### Work to complete:
Return each line containing "page".

### Extracted records:
** Start **

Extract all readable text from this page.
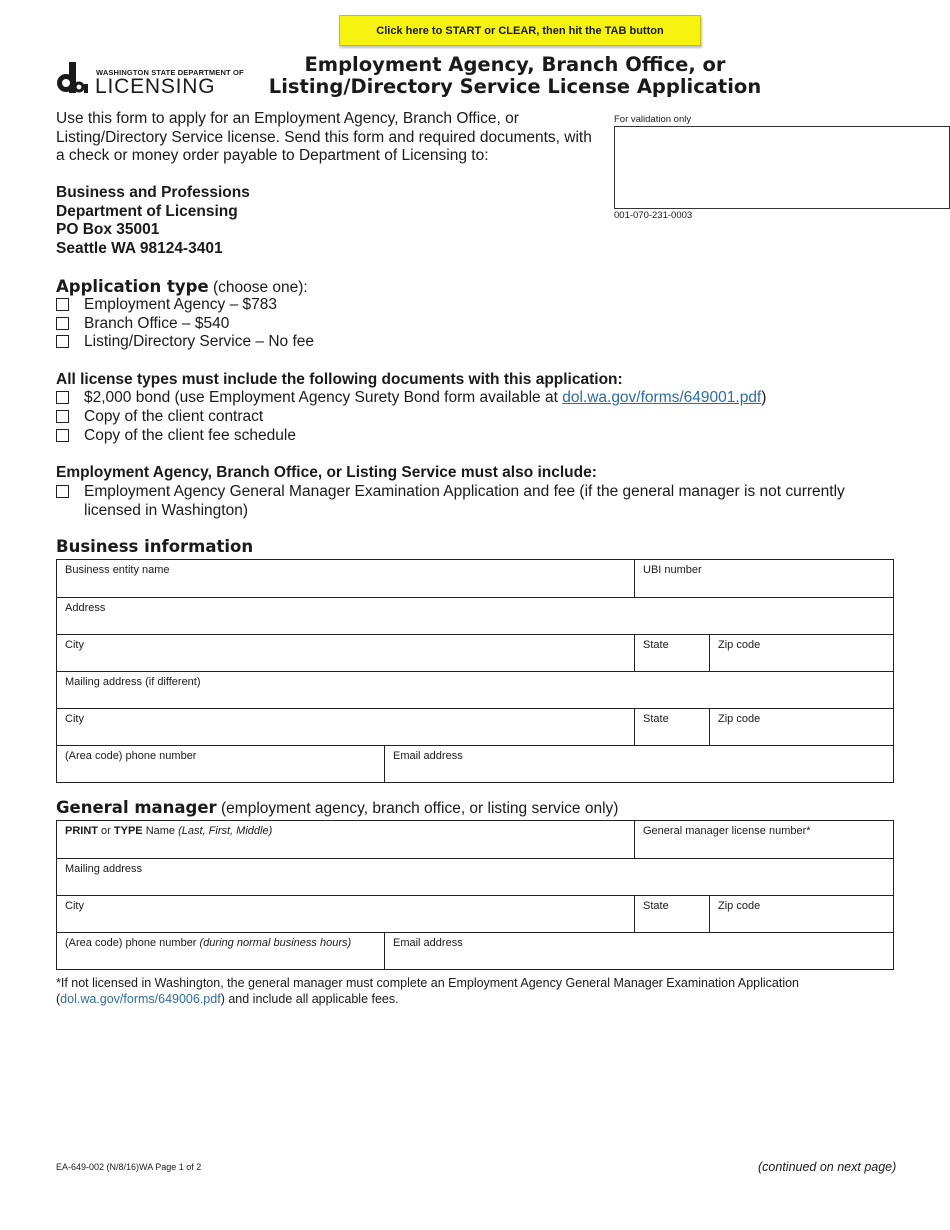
Click here to START or CLEAR, then hit the TAB button
WASHINGTON STATE DEPARTMENT OF
LICENSING
Employment Agency, Branch Office, or
Listing/Directory Service License Application
Use this form to apply for an Employment Agency, Branch Office, or Listing/Directory Service license. Send this form and required documents, with a check or money order payable to Department of Licensing to:
Business and Professions
Department of Licensing
PO Box 35001
Seattle WA 98124-3401
For validation only
001-070-231-0003
Application type (choose one):
Employment Agency – $783
Branch Office – $540
Listing/Directory Service – No fee
All license types must include the following documents with this application:
$2,000 bond (use Employment Agency Surety Bond form available at dol.wa.gov/forms/649001.pdf)
Copy of the client contract
Copy of the client fee schedule
Employment Agency, Branch Office, or Listing Service must also include:
Employment Agency General Manager Examination Application and fee (if the general manager is not currently licensed in Washington)
Business information
Business entity name	UBI number
Address
City	State	Zip code
Mailing address (if different)
City	State	Zip code
(Area code) phone number	Email address
General manager (employment agency, branch office, or listing service only)
PRINT or TYPE Name (Last, First, Middle)	General manager license number*
Mailing address
City	State	Zip code
(Area code) phone number (during normal business hours)	Email address
*If not licensed in Washington, the general manager must complete an Employment Agency General Manager Examination Application (dol.wa.gov/forms/649006.pdf) and include all applicable fees.
EA-649-002 (N/8/16)WA Page 1 of 2	(continued on next page)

** End **

### Completed exercise:
Extract all readable text from this page.
EA-649-002 (N/8/16)WA Page 1 of 2	(continued on next page)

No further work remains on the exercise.